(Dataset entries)
________________________
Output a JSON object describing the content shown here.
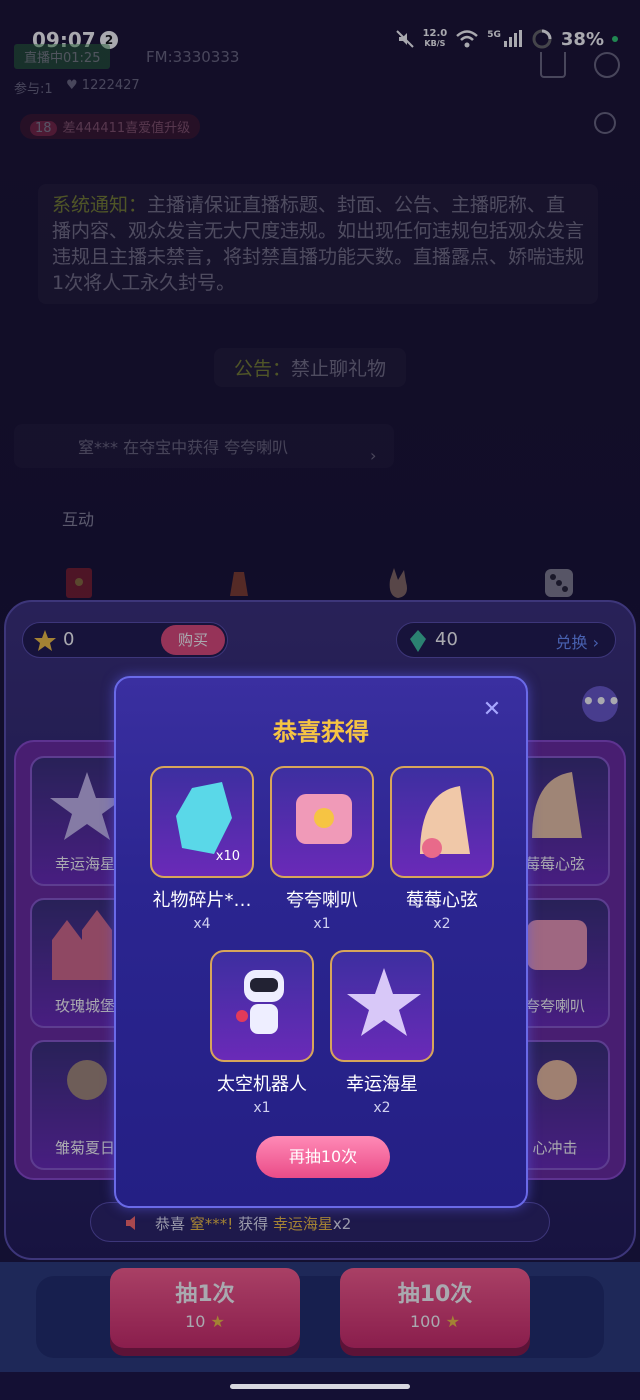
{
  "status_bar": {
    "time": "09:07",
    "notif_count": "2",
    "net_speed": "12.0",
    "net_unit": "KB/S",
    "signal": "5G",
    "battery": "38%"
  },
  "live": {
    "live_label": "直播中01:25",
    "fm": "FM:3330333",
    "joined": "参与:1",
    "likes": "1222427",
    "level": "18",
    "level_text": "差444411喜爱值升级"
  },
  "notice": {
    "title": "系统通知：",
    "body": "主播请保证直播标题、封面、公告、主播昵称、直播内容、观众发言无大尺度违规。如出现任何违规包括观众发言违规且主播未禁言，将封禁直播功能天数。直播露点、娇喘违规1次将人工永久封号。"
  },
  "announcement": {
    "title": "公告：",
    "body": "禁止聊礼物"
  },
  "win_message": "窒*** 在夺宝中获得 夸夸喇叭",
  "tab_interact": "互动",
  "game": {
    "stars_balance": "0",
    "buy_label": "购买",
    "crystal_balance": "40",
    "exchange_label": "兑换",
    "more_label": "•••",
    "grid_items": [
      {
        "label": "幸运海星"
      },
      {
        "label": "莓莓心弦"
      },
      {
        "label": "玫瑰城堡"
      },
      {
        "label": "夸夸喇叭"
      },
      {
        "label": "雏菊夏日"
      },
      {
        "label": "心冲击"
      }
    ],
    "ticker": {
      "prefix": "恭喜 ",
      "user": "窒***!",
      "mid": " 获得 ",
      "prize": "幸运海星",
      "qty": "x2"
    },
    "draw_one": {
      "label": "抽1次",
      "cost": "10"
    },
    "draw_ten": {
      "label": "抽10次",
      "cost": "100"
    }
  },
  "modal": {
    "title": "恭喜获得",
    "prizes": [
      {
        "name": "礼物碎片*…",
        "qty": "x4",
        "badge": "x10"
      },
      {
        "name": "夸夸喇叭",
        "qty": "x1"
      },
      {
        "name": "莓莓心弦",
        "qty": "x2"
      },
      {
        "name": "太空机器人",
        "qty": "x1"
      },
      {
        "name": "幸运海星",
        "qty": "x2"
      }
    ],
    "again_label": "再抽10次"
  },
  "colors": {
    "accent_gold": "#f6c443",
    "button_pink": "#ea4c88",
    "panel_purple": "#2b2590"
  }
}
________________________
TO BE DONE: Pictures don't belong in the copy. Transcribe every record exactly as it appears.

OUTPUT OF THE TASK:
Output a JSON object describing the content shown here.
{
  "status_bar": {
    "time": "09:07",
    "notif_count": "2",
    "net_speed": "12.0",
    "net_unit": "KB/S",
    "signal": "5G",
    "battery": "38%"
  },
  "live": {
    "live_label": "直播中01:25",
    "fm": "FM:3330333",
    "joined": "参与:1",
    "likes": "1222427",
    "level": "18",
    "level_text": "差444411喜爱值升级"
  },
  "notice": {
    "title": "系统通知：",
    "body": "主播请保证直播标题、封面、公告、主播昵称、直播内容、观众发言无大尺度违规。如出现任何违规包括观众发言违规且主播未禁言，将封禁直播功能天数。直播露点、娇喘违规1次将人工永久封号。"
  },
  "announcement": {
    "title": "公告：",
    "body": "禁止聊礼物"
  },
  "win_message": "窒*** 在夺宝中获得 夸夸喇叭",
  "tab_interact": "互动",
  "game": {
    "stars_balance": "0",
    "buy_label": "购买",
    "crystal_balance": "40",
    "exchange_label": "兑换",
    "more_label": "•••",
    "grid_items": [
      {
        "label": "幸运海星"
      },
      {
        "label": "莓莓心弦"
      },
      {
        "label": "玫瑰城堡"
      },
      {
        "label": "夸夸喇叭"
      },
      {
        "label": "雏菊夏日"
      },
      {
        "label": "心冲击"
      }
    ],
    "ticker": {
      "prefix": "恭喜 ",
      "user": "窒***!",
      "mid": " 获得 ",
      "prize": "幸运海星",
      "qty": "x2"
    },
    "draw_one": {
      "label": "抽1次",
      "cost": "10"
    },
    "draw_ten": {
      "label": "抽10次",
      "cost": "100"
    }
  },
  "modal": {
    "title": "恭喜获得",
    "prizes": [
      {
        "name": "礼物碎片*…",
        "qty": "x4",
        "badge": "x10"
      },
      {
        "name": "夸夸喇叭",
        "qty": "x1"
      },
      {
        "name": "莓莓心弦",
        "qty": "x2"
      },
      {
        "name": "太空机器人",
        "qty": "x1"
      },
      {
        "name": "幸运海星",
        "qty": "x2"
      }
    ],
    "again_label": "再抽10次"
  },
  "colors": {
    "accent_gold": "#f6c443",
    "button_pink": "#ea4c88",
    "panel_purple": "#2b2590"
  }
}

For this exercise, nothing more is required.